STATED EXERCISE:
Every line of the material is to be repeated exactly as it stands.

ENTRIES SHOWN:
┄┄┄┄┄┄┄┄┄┄┄┄┄┄┄┄┄┄┄┄

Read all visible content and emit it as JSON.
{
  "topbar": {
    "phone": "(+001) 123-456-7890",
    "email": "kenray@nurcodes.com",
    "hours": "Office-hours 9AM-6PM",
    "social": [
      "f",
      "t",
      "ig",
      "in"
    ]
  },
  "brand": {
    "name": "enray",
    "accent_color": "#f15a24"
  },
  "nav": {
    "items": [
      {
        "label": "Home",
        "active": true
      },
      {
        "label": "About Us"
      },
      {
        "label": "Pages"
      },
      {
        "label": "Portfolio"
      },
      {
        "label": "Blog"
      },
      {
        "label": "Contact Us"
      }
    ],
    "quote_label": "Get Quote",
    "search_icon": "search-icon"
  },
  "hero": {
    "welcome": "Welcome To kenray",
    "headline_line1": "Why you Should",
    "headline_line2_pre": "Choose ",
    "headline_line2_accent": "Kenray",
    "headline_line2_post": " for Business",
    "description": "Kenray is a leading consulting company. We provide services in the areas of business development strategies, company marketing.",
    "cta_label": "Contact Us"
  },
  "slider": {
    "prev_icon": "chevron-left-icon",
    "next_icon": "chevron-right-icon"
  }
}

┄┄┄┄┄┄┄┄┄┄┄┄┄┄┄┄┄┄┄┄

SOLUTION:
Read all visible content and emit it as JSON.
{
  "topbar": {
    "phone": "(+001) 123-456-7890",
    "email": "kenray@nurcodes.com",
    "hours": "Office-hours 9AM-6PM",
    "social": [
      "f",
      "t",
      "ig",
      "in"
    ]
  },
  "brand": {
    "name": "enray",
    "accent_color": "#f15a24"
  },
  "nav": {
    "items": [
      {
        "label": "Home",
        "active": true
      },
      {
        "label": "About Us"
      },
      {
        "label": "Pages"
      },
      {
        "label": "Portfolio"
      },
      {
        "label": "Blog"
      },
      {
        "label": "Contact Us"
      }
    ],
    "quote_label": "Get Quote",
    "search_icon": "search-icon"
  },
  "hero": {
    "welcome": "Welcome To kenray",
    "headline_line1": "Why you Should",
    "headline_line2_pre": "Choose ",
    "headline_line2_accent": "Kenray",
    "headline_line2_post": " for Business",
    "description": "Kenray is a leading consulting company. We provide services in the areas of business development strategies, company marketing.",
    "cta_label": "Contact Us"
  },
  "slider": {
    "prev_icon": "chevron-left-icon",
    "next_icon": "chevron-right-icon"
  }
}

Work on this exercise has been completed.